MATERIAL FOR THIS EXERCISE
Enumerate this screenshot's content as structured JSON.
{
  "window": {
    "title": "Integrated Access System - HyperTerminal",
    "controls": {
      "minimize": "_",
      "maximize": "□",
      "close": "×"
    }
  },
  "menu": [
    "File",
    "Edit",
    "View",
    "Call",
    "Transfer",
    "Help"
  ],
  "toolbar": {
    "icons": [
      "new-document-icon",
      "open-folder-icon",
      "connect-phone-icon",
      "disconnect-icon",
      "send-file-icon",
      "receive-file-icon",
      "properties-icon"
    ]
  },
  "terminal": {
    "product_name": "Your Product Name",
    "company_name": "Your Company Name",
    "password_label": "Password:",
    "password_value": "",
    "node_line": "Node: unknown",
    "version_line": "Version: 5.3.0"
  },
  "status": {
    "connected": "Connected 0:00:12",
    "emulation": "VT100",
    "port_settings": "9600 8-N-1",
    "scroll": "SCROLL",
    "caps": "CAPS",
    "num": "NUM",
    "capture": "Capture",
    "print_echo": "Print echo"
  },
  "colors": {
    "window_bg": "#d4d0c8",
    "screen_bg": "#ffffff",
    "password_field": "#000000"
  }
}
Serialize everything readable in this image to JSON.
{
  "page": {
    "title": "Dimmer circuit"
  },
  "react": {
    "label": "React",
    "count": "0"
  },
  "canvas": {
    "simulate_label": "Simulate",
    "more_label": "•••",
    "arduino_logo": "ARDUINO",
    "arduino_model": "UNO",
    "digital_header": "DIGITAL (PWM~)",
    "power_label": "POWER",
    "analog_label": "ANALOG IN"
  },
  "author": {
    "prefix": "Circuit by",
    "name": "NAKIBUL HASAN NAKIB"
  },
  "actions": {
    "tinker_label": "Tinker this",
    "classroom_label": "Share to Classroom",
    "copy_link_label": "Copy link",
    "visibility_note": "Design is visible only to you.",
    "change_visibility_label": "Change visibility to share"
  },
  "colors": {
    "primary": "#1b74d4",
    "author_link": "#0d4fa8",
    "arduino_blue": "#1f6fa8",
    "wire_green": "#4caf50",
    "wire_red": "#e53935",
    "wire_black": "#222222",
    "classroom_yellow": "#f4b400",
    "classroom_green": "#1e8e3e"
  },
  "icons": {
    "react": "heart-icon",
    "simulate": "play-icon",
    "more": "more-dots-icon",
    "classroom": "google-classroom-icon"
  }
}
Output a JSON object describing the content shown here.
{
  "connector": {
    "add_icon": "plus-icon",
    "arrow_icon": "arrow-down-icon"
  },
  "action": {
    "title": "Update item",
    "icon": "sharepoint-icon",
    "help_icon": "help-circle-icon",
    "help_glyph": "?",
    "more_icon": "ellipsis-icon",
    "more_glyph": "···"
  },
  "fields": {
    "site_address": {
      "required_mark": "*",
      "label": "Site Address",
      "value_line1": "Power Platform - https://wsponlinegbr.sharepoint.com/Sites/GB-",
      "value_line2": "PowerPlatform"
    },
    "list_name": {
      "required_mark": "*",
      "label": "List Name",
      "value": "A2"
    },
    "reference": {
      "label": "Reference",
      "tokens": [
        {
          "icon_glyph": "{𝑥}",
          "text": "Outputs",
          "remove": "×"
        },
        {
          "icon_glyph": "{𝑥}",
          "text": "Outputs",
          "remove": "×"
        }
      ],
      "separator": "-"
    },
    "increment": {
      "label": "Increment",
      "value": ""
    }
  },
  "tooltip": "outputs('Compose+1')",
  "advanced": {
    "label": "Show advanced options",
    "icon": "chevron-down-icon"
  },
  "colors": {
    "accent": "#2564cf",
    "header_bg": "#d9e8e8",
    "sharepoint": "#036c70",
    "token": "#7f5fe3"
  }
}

PROBLEM DESCRIPTION
Your task is to repeat every line exactly.

TASK RESPONSE
Enumerate this screenshot's content as structured JSON.
{
  "window": {
    "title": "Integrated Access System - HyperTerminal",
    "controls": {
      "minimize": "_",
      "maximize": "□",
      "close": "×"
    }
  },
  "menu": [
    "File",
    "Edit",
    "View",
    "Call",
    "Transfer",
    "Help"
  ],
  "toolbar": {
    "icons": [
      "new-document-icon",
      "open-folder-icon",
      "connect-phone-icon",
      "disconnect-icon",
      "send-file-icon",
      "receive-file-icon",
      "properties-icon"
    ]
  },
  "terminal": {
    "product_name": "Your Product Name",
    "company_name": "Your Company Name",
    "password_label": "Password:",
    "password_value": "",
    "node_line": "Node: unknown",
    "version_line": "Version: 5.3.0"
  },
  "status": {
    "connected": "Connected 0:00:12",
    "emulation": "VT100",
    "port_settings": "9600 8-N-1",
    "scroll": "SCROLL",
    "caps": "CAPS",
    "num": "NUM",
    "capture": "Capture",
    "print_echo": "Print echo"
  },
  "colors": {
    "window_bg": "#d4d0c8",
    "screen_bg": "#ffffff",
    "password_field": "#000000"
  }
}
Serialize everything readable in this image to JSON.
{
  "page": {
    "title": "Dimmer circuit"
  },
  "react": {
    "label": "React",
    "count": "0"
  },
  "canvas": {
    "simulate_label": "Simulate",
    "more_label": "•••",
    "arduino_logo": "ARDUINO",
    "arduino_model": "UNO",
    "digital_header": "DIGITAL (PWM~)",
    "power_label": "POWER",
    "analog_label": "ANALOG IN"
  },
  "author": {
    "prefix": "Circuit by",
    "name": "NAKIBUL HASAN NAKIB"
  },
  "actions": {
    "tinker_label": "Tinker this",
    "classroom_label": "Share to Classroom",
    "copy_link_label": "Copy link",
    "visibility_note": "Design is visible only to you.",
    "change_visibility_label": "Change visibility to share"
  },
  "colors": {
    "primary": "#1b74d4",
    "author_link": "#0d4fa8",
    "arduino_blue": "#1f6fa8",
    "wire_green": "#4caf50",
    "wire_red": "#e53935",
    "wire_black": "#222222",
    "classroom_yellow": "#f4b400",
    "classroom_green": "#1e8e3e"
  },
  "icons": {
    "react": "heart-icon",
    "simulate": "play-icon",
    "more": "more-dots-icon",
    "classroom": "google-classroom-icon"
  }
}
Output a JSON object describing the content shown here.
{
  "connector": {
    "add_icon": "plus-icon",
    "arrow_icon": "arrow-down-icon"
  },
  "action": {
    "title": "Update item",
    "icon": "sharepoint-icon",
    "help_icon": "help-circle-icon",
    "help_glyph": "?",
    "more_icon": "ellipsis-icon",
    "more_glyph": "···"
  },
  "fields": {
    "site_address": {
      "required_mark": "*",
      "label": "Site Address",
      "value_line1": "Power Platform - https://wsponlinegbr.sharepoint.com/Sites/GB-",
      "value_line2": "PowerPlatform"
    },
    "list_name": {
      "required_mark": "*",
      "label": "List Name",
      "value": "A2"
    },
    "reference": {
      "label": "Reference",
      "tokens": [
        {
          "icon_glyph": "{𝑥}",
          "text": "Outputs",
          "remove": "×"
        },
        {
          "icon_glyph": "{𝑥}",
          "text": "Outputs",
          "remove": "×"
        }
      ],
      "separator": "-"
    },
    "increment": {
      "label": "Increment",
      "value": ""
    }
  },
  "tooltip": "outputs('Compose+1')",
  "advanced": {
    "label": "Show advanced options",
    "icon": "chevron-down-icon"
  },
  "colors": {
    "accent": "#2564cf",
    "header_bg": "#d9e8e8",
    "sharepoint": "#036c70",
    "token": "#7f5fe3"
  }
}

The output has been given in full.